Instruction: The entries below should be output exactly as written.

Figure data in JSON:
+++

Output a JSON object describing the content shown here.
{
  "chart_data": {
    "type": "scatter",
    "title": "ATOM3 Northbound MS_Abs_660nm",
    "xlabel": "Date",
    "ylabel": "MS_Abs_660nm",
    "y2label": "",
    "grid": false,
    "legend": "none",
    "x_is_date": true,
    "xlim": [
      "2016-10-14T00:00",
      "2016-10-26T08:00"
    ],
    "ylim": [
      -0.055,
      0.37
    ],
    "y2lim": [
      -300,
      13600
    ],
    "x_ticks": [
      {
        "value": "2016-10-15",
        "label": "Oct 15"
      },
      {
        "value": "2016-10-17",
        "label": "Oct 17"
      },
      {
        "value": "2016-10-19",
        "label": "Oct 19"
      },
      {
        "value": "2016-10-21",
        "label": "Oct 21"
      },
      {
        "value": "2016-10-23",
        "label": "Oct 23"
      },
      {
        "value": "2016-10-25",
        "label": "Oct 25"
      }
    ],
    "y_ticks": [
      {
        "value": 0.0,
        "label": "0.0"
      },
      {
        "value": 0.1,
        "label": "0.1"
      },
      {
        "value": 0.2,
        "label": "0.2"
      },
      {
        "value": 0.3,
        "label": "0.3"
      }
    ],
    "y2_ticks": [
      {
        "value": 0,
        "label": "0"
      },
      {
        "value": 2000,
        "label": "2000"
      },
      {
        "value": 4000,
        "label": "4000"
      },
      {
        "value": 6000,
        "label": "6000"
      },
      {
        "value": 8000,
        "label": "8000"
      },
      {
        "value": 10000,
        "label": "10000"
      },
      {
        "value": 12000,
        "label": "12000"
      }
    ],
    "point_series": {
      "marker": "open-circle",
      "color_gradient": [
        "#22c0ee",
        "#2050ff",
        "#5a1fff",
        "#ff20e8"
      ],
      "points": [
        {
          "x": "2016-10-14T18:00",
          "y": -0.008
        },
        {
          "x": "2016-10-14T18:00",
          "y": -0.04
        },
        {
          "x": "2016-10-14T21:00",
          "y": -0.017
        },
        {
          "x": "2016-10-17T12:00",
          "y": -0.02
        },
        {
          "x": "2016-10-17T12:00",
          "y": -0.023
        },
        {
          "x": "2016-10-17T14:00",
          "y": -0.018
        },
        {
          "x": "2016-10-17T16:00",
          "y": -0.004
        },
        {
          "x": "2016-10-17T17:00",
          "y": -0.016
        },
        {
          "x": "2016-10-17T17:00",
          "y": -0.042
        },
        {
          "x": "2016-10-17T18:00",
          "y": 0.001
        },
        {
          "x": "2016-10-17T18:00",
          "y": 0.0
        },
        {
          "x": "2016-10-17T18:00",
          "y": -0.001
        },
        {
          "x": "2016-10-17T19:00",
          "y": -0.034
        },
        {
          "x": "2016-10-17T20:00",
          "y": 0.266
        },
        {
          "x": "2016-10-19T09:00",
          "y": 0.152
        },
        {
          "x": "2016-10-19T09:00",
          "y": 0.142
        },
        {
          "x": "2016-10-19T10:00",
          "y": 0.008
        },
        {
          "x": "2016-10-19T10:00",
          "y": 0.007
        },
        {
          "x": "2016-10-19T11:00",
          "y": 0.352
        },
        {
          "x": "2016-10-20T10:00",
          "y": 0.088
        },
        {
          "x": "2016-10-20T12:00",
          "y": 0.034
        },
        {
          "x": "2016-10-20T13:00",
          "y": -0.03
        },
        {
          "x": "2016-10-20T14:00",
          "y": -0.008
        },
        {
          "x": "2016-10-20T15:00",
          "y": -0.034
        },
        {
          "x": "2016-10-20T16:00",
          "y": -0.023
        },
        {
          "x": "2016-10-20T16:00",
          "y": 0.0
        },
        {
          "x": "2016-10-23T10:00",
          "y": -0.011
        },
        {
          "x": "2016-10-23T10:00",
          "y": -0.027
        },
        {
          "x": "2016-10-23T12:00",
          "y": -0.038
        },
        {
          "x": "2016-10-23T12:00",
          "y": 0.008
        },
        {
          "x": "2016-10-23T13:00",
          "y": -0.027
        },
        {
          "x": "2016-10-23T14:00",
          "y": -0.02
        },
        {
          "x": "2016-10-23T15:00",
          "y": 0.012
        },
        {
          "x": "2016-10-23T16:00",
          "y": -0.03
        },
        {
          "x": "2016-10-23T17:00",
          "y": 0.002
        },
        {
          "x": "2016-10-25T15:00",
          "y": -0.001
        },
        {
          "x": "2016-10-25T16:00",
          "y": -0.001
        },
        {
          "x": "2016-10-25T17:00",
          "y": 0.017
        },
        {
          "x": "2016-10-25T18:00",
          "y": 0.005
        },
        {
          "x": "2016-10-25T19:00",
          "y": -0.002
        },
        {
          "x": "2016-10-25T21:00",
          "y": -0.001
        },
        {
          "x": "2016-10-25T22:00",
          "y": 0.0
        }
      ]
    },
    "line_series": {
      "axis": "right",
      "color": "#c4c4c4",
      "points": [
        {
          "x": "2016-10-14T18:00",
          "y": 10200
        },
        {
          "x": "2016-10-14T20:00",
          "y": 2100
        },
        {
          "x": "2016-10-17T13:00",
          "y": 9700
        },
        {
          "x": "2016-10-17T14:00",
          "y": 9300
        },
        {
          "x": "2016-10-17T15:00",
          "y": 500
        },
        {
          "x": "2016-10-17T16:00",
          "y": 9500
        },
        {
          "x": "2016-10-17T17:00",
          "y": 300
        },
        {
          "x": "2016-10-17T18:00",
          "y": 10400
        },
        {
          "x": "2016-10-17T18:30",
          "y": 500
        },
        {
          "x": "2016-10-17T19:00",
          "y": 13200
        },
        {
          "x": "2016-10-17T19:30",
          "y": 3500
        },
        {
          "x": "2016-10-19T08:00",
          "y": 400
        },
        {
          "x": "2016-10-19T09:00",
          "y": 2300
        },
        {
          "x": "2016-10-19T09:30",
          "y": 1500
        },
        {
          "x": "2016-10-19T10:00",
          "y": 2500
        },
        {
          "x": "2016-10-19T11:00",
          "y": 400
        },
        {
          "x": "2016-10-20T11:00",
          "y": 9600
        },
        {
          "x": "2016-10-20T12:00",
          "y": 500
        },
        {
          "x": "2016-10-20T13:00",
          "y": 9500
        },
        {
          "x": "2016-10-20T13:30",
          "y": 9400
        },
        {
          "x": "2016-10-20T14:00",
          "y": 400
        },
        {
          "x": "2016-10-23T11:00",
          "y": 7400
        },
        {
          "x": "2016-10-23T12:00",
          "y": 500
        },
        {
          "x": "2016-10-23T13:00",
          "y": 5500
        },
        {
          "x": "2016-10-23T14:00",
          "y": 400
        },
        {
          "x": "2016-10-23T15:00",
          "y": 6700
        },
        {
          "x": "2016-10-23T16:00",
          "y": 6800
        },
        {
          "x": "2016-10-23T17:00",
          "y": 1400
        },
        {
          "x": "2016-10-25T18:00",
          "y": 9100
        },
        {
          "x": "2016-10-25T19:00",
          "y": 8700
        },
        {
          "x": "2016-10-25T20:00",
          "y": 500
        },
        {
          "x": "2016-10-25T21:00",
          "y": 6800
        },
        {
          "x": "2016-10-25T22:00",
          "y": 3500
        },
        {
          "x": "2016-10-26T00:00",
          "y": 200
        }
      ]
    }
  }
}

+++

Finished task:
Output a JSON object describing the content shown here.
{
  "chart_data": {
    "type": "scatter",
    "title": "ATOM3 Northbound MS_Abs_660nm",
    "xlabel": "Date",
    "ylabel": "MS_Abs_660nm",
    "y2label": "",
    "grid": false,
    "legend": "none",
    "x_is_date": true,
    "xlim": [
      "2016-10-14T00:00",
      "2016-10-26T08:00"
    ],
    "ylim": [
      -0.055,
      0.37
    ],
    "y2lim": [
      -300,
      13600
    ],
    "x_ticks": [
      {
        "value": "2016-10-15",
        "label": "Oct 15"
      },
      {
        "value": "2016-10-17",
        "label": "Oct 17"
      },
      {
        "value": "2016-10-19",
        "label": "Oct 19"
      },
      {
        "value": "2016-10-21",
        "label": "Oct 21"
      },
      {
        "value": "2016-10-23",
        "label": "Oct 23"
      },
      {
        "value": "2016-10-25",
        "label": "Oct 25"
      }
    ],
    "y_ticks": [
      {
        "value": 0.0,
        "label": "0.0"
      },
      {
        "value": 0.1,
        "label": "0.1"
      },
      {
        "value": 0.2,
        "label": "0.2"
      },
      {
        "value": 0.3,
        "label": "0.3"
      }
    ],
    "y2_ticks": [
      {
        "value": 0,
        "label": "0"
      },
      {
        "value": 2000,
        "label": "2000"
      },
      {
        "value": 4000,
        "label": "4000"
      },
      {
        "value": 6000,
        "label": "6000"
      },
      {
        "value": 8000,
        "label": "8000"
      },
      {
        "value": 10000,
        "label": "10000"
      },
      {
        "value": 12000,
        "label": "12000"
      }
    ],
    "point_series": {
      "marker": "open-circle",
      "color_gradient": [
        "#22c0ee",
        "#2050ff",
        "#5a1fff",
        "#ff20e8"
      ],
      "points": [
        {
          "x": "2016-10-14T18:00",
          "y": -0.008
        },
        {
          "x": "2016-10-14T18:00",
          "y": -0.04
        },
        {
          "x": "2016-10-14T21:00",
          "y": -0.017
        },
        {
          "x": "2016-10-17T12:00",
          "y": -0.02
        },
        {
          "x": "2016-10-17T12:00",
          "y": -0.023
        },
        {
          "x": "2016-10-17T14:00",
          "y": -0.018
        },
        {
          "x": "2016-10-17T16:00",
          "y": -0.004
        },
        {
          "x": "2016-10-17T17:00",
          "y": -0.016
        },
        {
          "x": "2016-10-17T17:00",
          "y": -0.042
        },
        {
          "x": "2016-10-17T18:00",
          "y": 0.001
        },
        {
          "x": "2016-10-17T18:00",
          "y": 0.0
        },
        {
          "x": "2016-10-17T18:00",
          "y": -0.001
        },
        {
          "x": "2016-10-17T19:00",
          "y": -0.034
        },
        {
          "x": "2016-10-17T20:00",
          "y": 0.266
        },
        {
          "x": "2016-10-19T09:00",
          "y": 0.152
        },
        {
          "x": "2016-10-19T09:00",
          "y": 0.142
        },
        {
          "x": "2016-10-19T10:00",
          "y": 0.008
        },
        {
          "x": "2016-10-19T10:00",
          "y": 0.007
        },
        {
          "x": "2016-10-19T11:00",
          "y": 0.352
        },
        {
          "x": "2016-10-20T10:00",
          "y": 0.088
        },
        {
          "x": "2016-10-20T12:00",
          "y": 0.034
        },
        {
          "x": "2016-10-20T13:00",
          "y": -0.03
        },
        {
          "x": "2016-10-20T14:00",
          "y": -0.008
        },
        {
          "x": "2016-10-20T15:00",
          "y": -0.034
        },
        {
          "x": "2016-10-20T16:00",
          "y": -0.023
        },
        {
          "x": "2016-10-20T16:00",
          "y": 0.0
        },
        {
          "x": "2016-10-23T10:00",
          "y": -0.011
        },
        {
          "x": "2016-10-23T10:00",
          "y": -0.027
        },
        {
          "x": "2016-10-23T12:00",
          "y": -0.038
        },
        {
          "x": "2016-10-23T12:00",
          "y": 0.008
        },
        {
          "x": "2016-10-23T13:00",
          "y": -0.027
        },
        {
          "x": "2016-10-23T14:00",
          "y": -0.02
        },
        {
          "x": "2016-10-23T15:00",
          "y": 0.012
        },
        {
          "x": "2016-10-23T16:00",
          "y": -0.03
        },
        {
          "x": "2016-10-23T17:00",
          "y": 0.002
        },
        {
          "x": "2016-10-25T15:00",
          "y": -0.001
        },
        {
          "x": "2016-10-25T16:00",
          "y": -0.001
        },
        {
          "x": "2016-10-25T17:00",
          "y": 0.017
        },
        {
          "x": "2016-10-25T18:00",
          "y": 0.005
        },
        {
          "x": "2016-10-25T19:00",
          "y": -0.002
        },
        {
          "x": "2016-10-25T21:00",
          "y": -0.001
        },
        {
          "x": "2016-10-25T22:00",
          "y": 0.0
        }
      ]
    },
    "line_series": {
      "axis": "right",
      "color": "#c4c4c4",
      "points": [
        {
          "x": "2016-10-14T18:00",
          "y": 10200
        },
        {
          "x": "2016-10-14T20:00",
          "y": 2100
        },
        {
          "x": "2016-10-17T13:00",
          "y": 9700
        },
        {
          "x": "2016-10-17T14:00",
          "y": 9300
        },
        {
          "x": "2016-10-17T15:00",
          "y": 500
        },
        {
          "x": "2016-10-17T16:00",
          "y": 9500
        },
        {
          "x": "2016-10-17T17:00",
          "y": 300
        },
        {
          "x": "2016-10-17T18:00",
          "y": 10400
        },
        {
          "x": "2016-10-17T18:30",
          "y": 500
        },
        {
          "x": "2016-10-17T19:00",
          "y": 13200
        },
        {
          "x": "2016-10-17T19:30",
          "y": 3500
        },
        {
          "x": "2016-10-19T08:00",
          "y": 400
        },
        {
          "x": "2016-10-19T09:00",
          "y": 2300
        },
        {
          "x": "2016-10-19T09:30",
          "y": 1500
        },
        {
          "x": "2016-10-19T10:00",
          "y": 2500
        },
        {
          "x": "2016-10-19T11:00",
          "y": 400
        },
        {
          "x": "2016-10-20T11:00",
          "y": 9600
        },
        {
          "x": "2016-10-20T12:00",
          "y": 500
        },
        {
          "x": "2016-10-20T13:00",
          "y": 9500
        },
        {
          "x": "2016-10-20T13:30",
          "y": 9400
        },
        {
          "x": "2016-10-20T14:00",
          "y": 400
        },
        {
          "x": "2016-10-23T11:00",
          "y": 7400
        },
        {
          "x": "2016-10-23T12:00",
          "y": 500
        },
        {
          "x": "2016-10-23T13:00",
          "y": 5500
        },
        {
          "x": "2016-10-23T14:00",
          "y": 400
        },
        {
          "x": "2016-10-23T15:00",
          "y": 6700
        },
        {
          "x": "2016-10-23T16:00",
          "y": 6800
        },
        {
          "x": "2016-10-23T17:00",
          "y": 1400
        },
        {
          "x": "2016-10-25T18:00",
          "y": 9100
        },
        {
          "x": "2016-10-25T19:00",
          "y": 8700
        },
        {
          "x": "2016-10-25T20:00",
          "y": 500
        },
        {
          "x": "2016-10-25T21:00",
          "y": 6800
        },
        {
          "x": "2016-10-25T22:00",
          "y": 3500
        },
        {
          "x": "2016-10-26T00:00",
          "y": 200
        }
      ]
    }
  }
}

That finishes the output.